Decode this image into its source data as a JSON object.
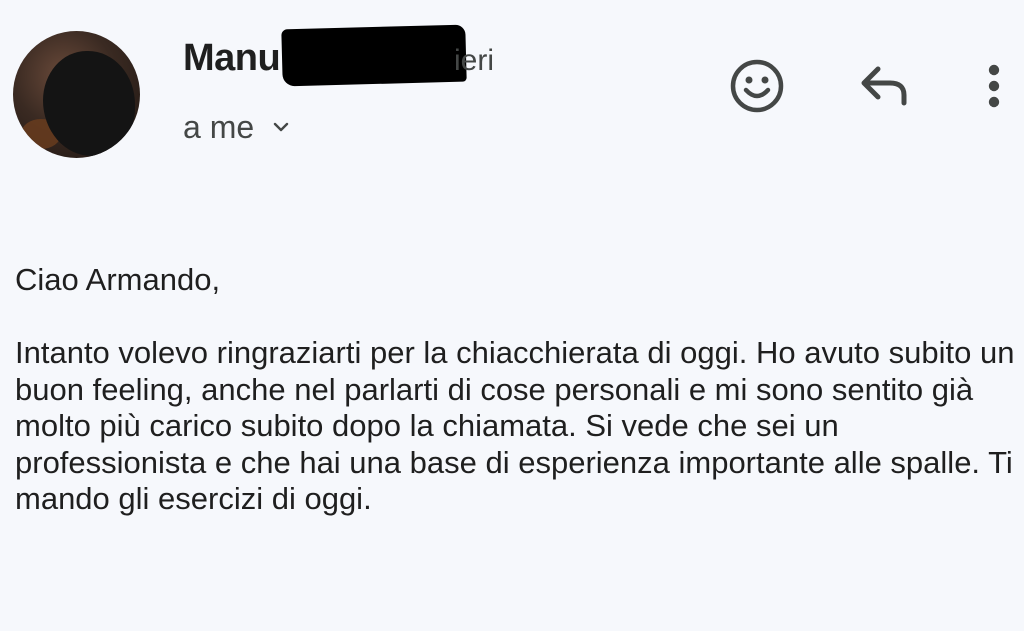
{
  "message": {
    "sender_name": "Manu",
    "date": "ieri",
    "recipient": "a me",
    "greeting": "Ciao Armando,",
    "paragraph": "Intanto volevo ringraziarti per la chiacchierata di oggi. Ho avuto subito un buon feeling, anche nel parlarti di cose personali e mi sono sentito già molto più carico subito dopo la chiamata. Si vede che sei un professionista e che hai una base di esperienza importante alle spalle. Ti mando gli esercizi di oggi."
  },
  "icons": {
    "avatar": "avatar-photo",
    "recipient_toggle": "chevron-down-icon",
    "emoji": "smiley-icon",
    "reply": "reply-icon",
    "more": "more-vert-icon"
  },
  "colors": {
    "background": "#f6f8fc",
    "text_primary": "#1f1f1f",
    "text_secondary": "#444746",
    "icon": "#444746",
    "redaction": "#000000"
  }
}
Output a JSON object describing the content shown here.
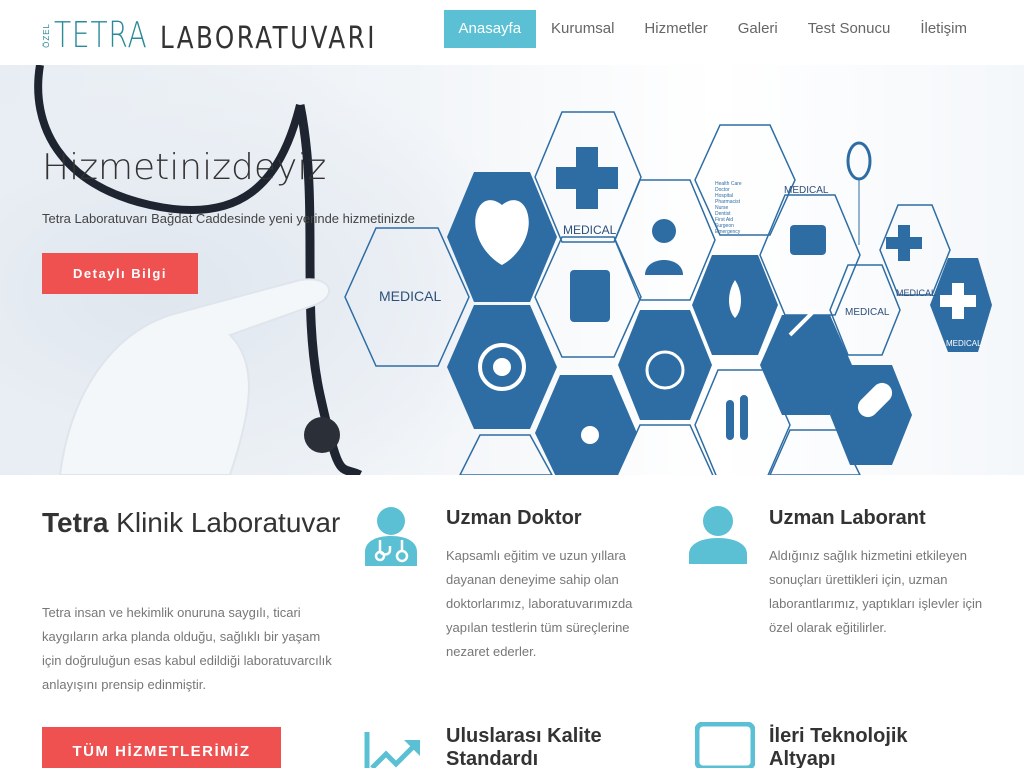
{
  "logo": {
    "small": "ÖZEL",
    "brand": "TETRA",
    "rest": "LABORATUVARI"
  },
  "nav": {
    "items": [
      {
        "label": "Anasayfa",
        "active": true
      },
      {
        "label": "Kurumsal"
      },
      {
        "label": "Hizmetler"
      },
      {
        "label": "Galeri"
      },
      {
        "label": "Test Sonucu"
      },
      {
        "label": "İletişim"
      }
    ]
  },
  "hero": {
    "title": "Hizmetinizdeyiz",
    "subtitle": "Tetra Laboratuvarı Bağdat Caddesinde yeni yerinde hizmetinizde",
    "button": "Detaylı Bilgi",
    "hex_labels": [
      "MEDICAL",
      "MEDICAL",
      "MEDICAL",
      "MEDICAL",
      "MEDICAL",
      "MEDICAL"
    ],
    "list_text": [
      "Health Care",
      "Doctor",
      "Hospital",
      "Pharmacist",
      "Nurse",
      "Dentist",
      "First Aid",
      "Surgeon",
      "Emergency"
    ]
  },
  "intro": {
    "title_bold": "Tetra",
    "title_rest": " Klinik Laboratuvar",
    "text": "Tetra insan ve hekimlik onuruna saygılı, ticari kaygıların arka planda olduğu, sağlıklı bir yaşam için doğruluğun esas kabul edildiği laboratuvarcılık anlayışını prensip edinmiştir.",
    "button": "TÜM HİZMETLERİMİZ"
  },
  "features": [
    {
      "icon": "doctor-icon",
      "title": "Uzman Doktor",
      "text": "Kapsamlı eğitim ve uzun yıllara dayanan deneyime sahip olan doktorlarımız, laboratuvarımızda yapılan testlerin tüm süreçlerine nezaret ederler."
    },
    {
      "icon": "user-icon",
      "title": "Uzman Laborant",
      "text": "Aldığınız sağlık hizmetini etkileyen sonuçları ürettikleri için, uzman laborantlarımız, yaptıkları işlevler için özel olarak eğitilirler."
    },
    {
      "icon": "trend-up-icon",
      "title": "Uluslarası Kalite Standardı",
      "text": ""
    },
    {
      "icon": "monitor-icon",
      "title": "İleri Teknolojik Altyapı",
      "text": ""
    }
  ],
  "colors": {
    "accent": "#5bc0d4",
    "button_red": "#ef5151",
    "hex_blue": "#2e6da4"
  }
}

● ● ● ● ●

* _REQUIREMENTS_
Reproduce the material above in full and without alteration, but skip all pictures.

* _SOLUTION_
Decode this image into its source data as a JSON object.
{
  "message": {
    "sender_name": "Manu",
    "date": "ieri",
    "recipient": "a me",
    "greeting": "Ciao Armando,",
    "paragraph": "Intanto volevo ringraziarti per la chiacchierata di oggi. Ho avuto subito un buon feeling, anche nel parlarti di cose personali e mi sono sentito già molto più carico subito dopo la chiamata. Si vede che sei un professionista e che hai una base di esperienza importante alle spalle. Ti mando gli esercizi di oggi."
  },
  "icons": {
    "avatar": "avatar-photo",
    "recipient_toggle": "chevron-down-icon",
    "emoji": "smiley-icon",
    "reply": "reply-icon",
    "more": "more-vert-icon"
  },
  "colors": {
    "background": "#f6f8fc",
    "text_primary": "#1f1f1f",
    "text_secondary": "#444746",
    "icon": "#444746",
    "redaction": "#000000"
  }
}
Output a JSON object describing the content shown here.
{
  "logo": {
    "small": "ÖZEL",
    "brand": "TETRA",
    "rest": "LABORATUVARI"
  },
  "nav": {
    "items": [
      {
        "label": "Anasayfa",
        "active": true
      },
      {
        "label": "Kurumsal"
      },
      {
        "label": "Hizmetler"
      },
      {
        "label": "Galeri"
      },
      {
        "label": "Test Sonucu"
      },
      {
        "label": "İletişim"
      }
    ]
  },
  "hero": {
    "title": "Hizmetinizdeyiz",
    "subtitle": "Tetra Laboratuvarı Bağdat Caddesinde yeni yerinde hizmetinizde",
    "button": "Detaylı Bilgi",
    "hex_labels": [
      "MEDICAL",
      "MEDICAL",
      "MEDICAL",
      "MEDICAL",
      "MEDICAL",
      "MEDICAL"
    ],
    "list_text": [
      "Health Care",
      "Doctor",
      "Hospital",
      "Pharmacist",
      "Nurse",
      "Dentist",
      "First Aid",
      "Surgeon",
      "Emergency"
    ]
  },
  "intro": {
    "title_bold": "Tetra",
    "title_rest": " Klinik Laboratuvar",
    "text": "Tetra insan ve hekimlik onuruna saygılı, ticari kaygıların arka planda olduğu, sağlıklı bir yaşam için doğruluğun esas kabul edildiği laboratuvarcılık anlayışını prensip edinmiştir.",
    "button": "TÜM HİZMETLERİMİZ"
  },
  "features": [
    {
      "icon": "doctor-icon",
      "title": "Uzman Doktor",
      "text": "Kapsamlı eğitim ve uzun yıllara dayanan deneyime sahip olan doktorlarımız, laboratuvarımızda yapılan testlerin tüm süreçlerine nezaret ederler."
    },
    {
      "icon": "user-icon",
      "title": "Uzman Laborant",
      "text": "Aldığınız sağlık hizmetini etkileyen sonuçları ürettikleri için, uzman laborantlarımız, yaptıkları işlevler için özel olarak eğitilirler."
    },
    {
      "icon": "trend-up-icon",
      "title": "Uluslarası Kalite Standardı",
      "text": ""
    },
    {
      "icon": "monitor-icon",
      "title": "İleri Teknolojik Altyapı",
      "text": ""
    }
  ],
  "colors": {
    "accent": "#5bc0d4",
    "button_red": "#ef5151",
    "hex_blue": "#2e6da4"
  }
}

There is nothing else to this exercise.